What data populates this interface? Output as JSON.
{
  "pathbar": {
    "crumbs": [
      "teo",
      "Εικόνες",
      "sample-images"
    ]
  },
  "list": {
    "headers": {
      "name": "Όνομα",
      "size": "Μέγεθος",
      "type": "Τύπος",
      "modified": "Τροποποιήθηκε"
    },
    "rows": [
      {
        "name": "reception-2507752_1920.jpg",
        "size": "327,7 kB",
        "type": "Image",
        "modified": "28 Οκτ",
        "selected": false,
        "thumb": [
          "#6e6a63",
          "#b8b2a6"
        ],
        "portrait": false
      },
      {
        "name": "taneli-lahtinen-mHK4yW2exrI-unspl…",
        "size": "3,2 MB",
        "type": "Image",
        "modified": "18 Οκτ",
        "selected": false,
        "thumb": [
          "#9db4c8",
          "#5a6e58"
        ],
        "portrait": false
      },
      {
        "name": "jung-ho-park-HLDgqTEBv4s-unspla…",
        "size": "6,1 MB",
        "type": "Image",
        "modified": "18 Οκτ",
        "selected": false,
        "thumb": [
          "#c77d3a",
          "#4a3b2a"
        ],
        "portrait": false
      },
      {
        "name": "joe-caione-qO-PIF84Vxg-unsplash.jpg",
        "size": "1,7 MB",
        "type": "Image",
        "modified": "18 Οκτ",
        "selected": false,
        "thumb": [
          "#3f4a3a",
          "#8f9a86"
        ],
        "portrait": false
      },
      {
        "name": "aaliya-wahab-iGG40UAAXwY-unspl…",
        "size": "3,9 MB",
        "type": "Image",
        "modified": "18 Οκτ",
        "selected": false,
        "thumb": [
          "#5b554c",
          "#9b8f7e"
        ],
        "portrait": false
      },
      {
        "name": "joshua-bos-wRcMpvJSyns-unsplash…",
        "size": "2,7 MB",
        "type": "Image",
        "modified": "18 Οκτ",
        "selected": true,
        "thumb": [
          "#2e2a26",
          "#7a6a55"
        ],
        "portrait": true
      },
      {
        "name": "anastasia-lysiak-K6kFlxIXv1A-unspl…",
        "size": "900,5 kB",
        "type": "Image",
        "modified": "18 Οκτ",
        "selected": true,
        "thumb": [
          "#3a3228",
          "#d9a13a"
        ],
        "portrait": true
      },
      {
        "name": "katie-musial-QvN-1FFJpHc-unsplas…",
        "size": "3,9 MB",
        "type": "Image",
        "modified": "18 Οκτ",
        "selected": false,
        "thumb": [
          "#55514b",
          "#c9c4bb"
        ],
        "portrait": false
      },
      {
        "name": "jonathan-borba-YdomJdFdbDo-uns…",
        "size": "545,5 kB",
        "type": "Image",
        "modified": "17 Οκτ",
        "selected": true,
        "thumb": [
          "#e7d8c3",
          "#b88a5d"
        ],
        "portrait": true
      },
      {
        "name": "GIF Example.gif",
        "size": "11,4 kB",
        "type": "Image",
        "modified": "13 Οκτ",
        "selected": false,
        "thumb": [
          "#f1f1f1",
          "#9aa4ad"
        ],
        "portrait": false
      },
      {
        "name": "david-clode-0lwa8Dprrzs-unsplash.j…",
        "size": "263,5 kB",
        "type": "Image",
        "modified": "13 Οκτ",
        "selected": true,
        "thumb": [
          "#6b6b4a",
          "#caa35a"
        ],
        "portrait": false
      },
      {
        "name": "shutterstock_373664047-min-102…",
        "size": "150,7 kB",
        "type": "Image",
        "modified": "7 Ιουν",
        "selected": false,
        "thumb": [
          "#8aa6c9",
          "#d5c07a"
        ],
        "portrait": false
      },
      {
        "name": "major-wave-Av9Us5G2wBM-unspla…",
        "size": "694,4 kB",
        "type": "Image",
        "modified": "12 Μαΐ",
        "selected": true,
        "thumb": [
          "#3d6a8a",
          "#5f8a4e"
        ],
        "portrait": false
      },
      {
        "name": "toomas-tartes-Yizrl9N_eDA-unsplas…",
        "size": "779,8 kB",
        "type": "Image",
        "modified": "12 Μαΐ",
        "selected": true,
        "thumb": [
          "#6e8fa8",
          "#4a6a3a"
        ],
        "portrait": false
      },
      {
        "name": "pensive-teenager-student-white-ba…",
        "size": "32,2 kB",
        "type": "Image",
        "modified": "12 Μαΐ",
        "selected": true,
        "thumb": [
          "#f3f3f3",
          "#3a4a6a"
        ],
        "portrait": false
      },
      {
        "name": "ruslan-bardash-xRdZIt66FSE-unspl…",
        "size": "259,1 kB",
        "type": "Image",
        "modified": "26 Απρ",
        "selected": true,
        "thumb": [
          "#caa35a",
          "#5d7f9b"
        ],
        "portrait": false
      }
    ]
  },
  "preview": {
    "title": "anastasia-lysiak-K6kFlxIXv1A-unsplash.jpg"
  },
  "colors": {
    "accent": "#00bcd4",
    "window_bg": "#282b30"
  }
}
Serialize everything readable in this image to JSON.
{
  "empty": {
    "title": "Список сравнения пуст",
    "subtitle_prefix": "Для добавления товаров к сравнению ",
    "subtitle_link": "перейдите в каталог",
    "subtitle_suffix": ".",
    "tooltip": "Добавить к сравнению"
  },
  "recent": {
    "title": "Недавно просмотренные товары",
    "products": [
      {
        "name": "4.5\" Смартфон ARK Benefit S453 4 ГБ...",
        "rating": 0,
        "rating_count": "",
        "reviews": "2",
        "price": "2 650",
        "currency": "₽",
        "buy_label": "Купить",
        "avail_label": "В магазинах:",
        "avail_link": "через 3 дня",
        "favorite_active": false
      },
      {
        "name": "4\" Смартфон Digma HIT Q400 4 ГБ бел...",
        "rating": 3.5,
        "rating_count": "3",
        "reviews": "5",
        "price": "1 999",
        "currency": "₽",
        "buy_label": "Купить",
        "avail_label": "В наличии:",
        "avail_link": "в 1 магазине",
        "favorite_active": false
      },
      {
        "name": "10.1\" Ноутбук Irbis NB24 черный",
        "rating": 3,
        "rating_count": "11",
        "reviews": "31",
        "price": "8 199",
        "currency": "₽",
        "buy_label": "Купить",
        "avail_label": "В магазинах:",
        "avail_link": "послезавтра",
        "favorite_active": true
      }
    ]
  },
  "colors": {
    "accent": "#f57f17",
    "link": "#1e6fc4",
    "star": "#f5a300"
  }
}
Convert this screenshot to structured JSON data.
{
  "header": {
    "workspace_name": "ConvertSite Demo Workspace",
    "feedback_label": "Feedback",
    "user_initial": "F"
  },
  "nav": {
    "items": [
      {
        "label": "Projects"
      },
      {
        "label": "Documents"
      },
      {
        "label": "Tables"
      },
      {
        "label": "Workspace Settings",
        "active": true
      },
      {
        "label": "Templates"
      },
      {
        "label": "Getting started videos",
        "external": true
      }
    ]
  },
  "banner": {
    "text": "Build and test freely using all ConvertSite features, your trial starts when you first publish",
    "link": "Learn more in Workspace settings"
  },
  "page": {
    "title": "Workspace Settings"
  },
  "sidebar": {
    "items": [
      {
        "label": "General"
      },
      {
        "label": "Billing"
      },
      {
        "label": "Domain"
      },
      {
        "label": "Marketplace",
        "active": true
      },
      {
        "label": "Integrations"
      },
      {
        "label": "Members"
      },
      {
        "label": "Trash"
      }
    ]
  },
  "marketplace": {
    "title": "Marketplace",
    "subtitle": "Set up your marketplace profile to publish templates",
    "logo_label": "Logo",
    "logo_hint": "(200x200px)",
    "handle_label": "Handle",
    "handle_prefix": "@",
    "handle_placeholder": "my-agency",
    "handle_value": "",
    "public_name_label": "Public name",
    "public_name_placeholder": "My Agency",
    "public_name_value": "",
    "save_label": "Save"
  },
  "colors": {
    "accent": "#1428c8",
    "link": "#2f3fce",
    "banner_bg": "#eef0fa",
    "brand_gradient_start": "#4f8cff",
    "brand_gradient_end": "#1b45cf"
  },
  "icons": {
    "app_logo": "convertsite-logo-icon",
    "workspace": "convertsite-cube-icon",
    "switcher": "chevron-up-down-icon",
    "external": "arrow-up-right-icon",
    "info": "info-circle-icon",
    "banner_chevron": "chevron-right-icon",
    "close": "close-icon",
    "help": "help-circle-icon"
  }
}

-*-

What you are asked to do: In the listing above, locate each line with "Смартфон" and copy it.

Written answer:
        "name": "4.5\" Смартфон ARK Benefit S453 4 ГБ...",
        "name": "4\" Смартфон Digma HIT Q400 4 ГБ бел...",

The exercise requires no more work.